Input for this task
--- BEGIN ---

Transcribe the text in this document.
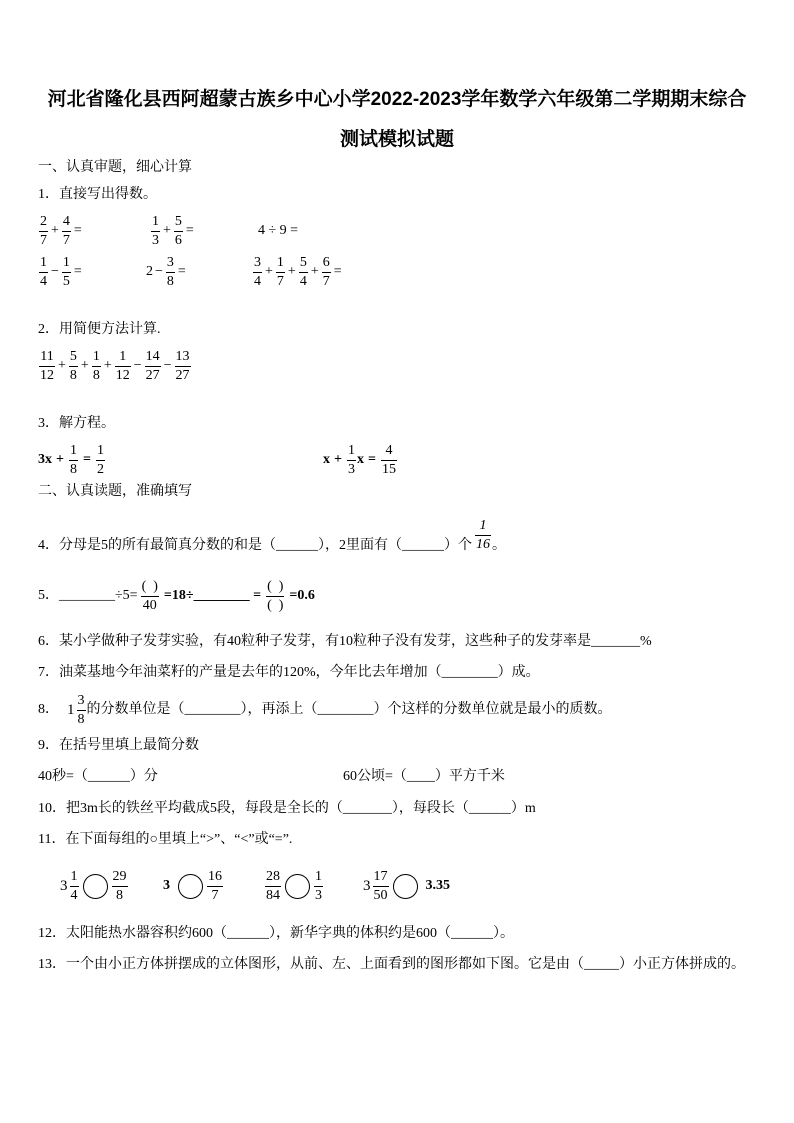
河北省隆化县西阿超蒙古族乡中心小学2022-2023学年数学六年级第二学期期末综合
测试模拟试题
一、认真审题，细心计算
1．直接写出得数。
$\frac{2}{7} + \frac{4}{7}$ =	$\frac{1}{3} + \frac{5}{6}$ =	4 ÷ 9 =
$\frac{1}{4} - \frac{1}{5}$ =	$2 - \frac{3}{8}$ =	$\frac{3}{4} + \frac{1}{7} + \frac{5}{4} + \frac{6}{7}$ =
2．用简便方法计算.
$\frac{11}{12} + \frac{5}{8} + \frac{1}{8} + \frac{1}{12} - \frac{14}{27} - \frac{13}{27}$
3．解方程。
$3x + \frac{1}{8} = \frac{1}{2}$	$x + \frac{1}{3}$ $x = \frac{4}{15}$
二、认真读题，准确填写
4．分母是5的所有最简真分数的和是（______），2里面有（______）个 $\frac{1}{16}$ 。
5．________÷5= $\frac{( )}{40}$ =18÷________ = $\frac{( )}{( )} =0.6$
6．某小学做种子发芽实验，有40粒种子发芽，有10粒种子没有发芽，这些种子的发芽率是_______%
7．油菜基地今年油菜籽的产量是去年的120%，今年比去年增加（________）成。
8． $1 \frac{3}{8}$ 的分数单位是（________），再添上（________）个这样的分数单位就是最小的质数。
9．在括号里填上最简分数
40秒=（______）分	60公顷=（____）平方千米
10．把3m长的铁丝平均截成5段，每段是全长的（_______），每段长（______）m
11．在下面每组的○里填上“>”、“<”或“=”.
$3 \frac{1}{4} \frac{29}{8}$	3	$\frac{16}{7}$	$\frac{28}{84} \frac{1}{3}$	$3 \frac{17}{50}$	3.35
12．太阳能热水器容积约600（______），新华字典的体积约是600（______）。
13．一个由小正方体拼摆成的立体图形，从前、左、上面看到的图形都如下图。它是由（_____）小正方体拼成的。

--- END ---

Exercise brief
Copy the entries exactly. Leave out the images.

Task result
Transcribe the text in this document.
河北省隆化县西阿超蒙古族乡中心小学2022-2023学年数学六年级第二学期期末综合
测试模拟试题
一、认真审题，细心计算
1．直接写出得数。
$\frac{2}{7} + \frac{4}{7}$ =	$\frac{1}{3} + \frac{5}{6}$ =	4 ÷ 9 =
$\frac{1}{4} - \frac{1}{5}$ =	$2 - \frac{3}{8}$ =	$\frac{3}{4} + \frac{1}{7} + \frac{5}{4} + \frac{6}{7}$ =
2．用简便方法计算.
$\frac{11}{12} + \frac{5}{8} + \frac{1}{8} + \frac{1}{12} - \frac{14}{27} - \frac{13}{27}$
3．解方程。
$3x + \frac{1}{8} = \frac{1}{2}$	$x + \frac{1}{3}$ $x = \frac{4}{15}$
二、认真读题，准确填写
4．分母是5的所有最简真分数的和是（______），2里面有（______）个 $\frac{1}{16}$ 。
5．________÷5= $\frac{( )}{40}$ =18÷________ = $\frac{( )}{( )} =0.6$
6．某小学做种子发芽实验，有40粒种子发芽，有10粒种子没有发芽，这些种子的发芽率是_______%
7．油菜基地今年油菜籽的产量是去年的120%，今年比去年增加（________）成。
8． $1 \frac{3}{8}$ 的分数单位是（________），再添上（________）个这样的分数单位就是最小的质数。
9．在括号里填上最简分数
40秒=（______）分	60公顷=（____）平方千米
10．把3m长的铁丝平均截成5段，每段是全长的（_______），每段长（______）m
11．在下面每组的○里填上“>”、“<”或“=”.
$3 \frac{1}{4} \frac{29}{8}$	3	$\frac{16}{7}$	$\frac{28}{84} \frac{1}{3}$	$3 \frac{17}{50}$	3.35
12．太阳能热水器容积约600（______），新华字典的体积约是600（______）。
13．一个由小正方体拼摆成的立体图形，从前、左、上面看到的图形都如下图。它是由（_____）小正方体拼成的。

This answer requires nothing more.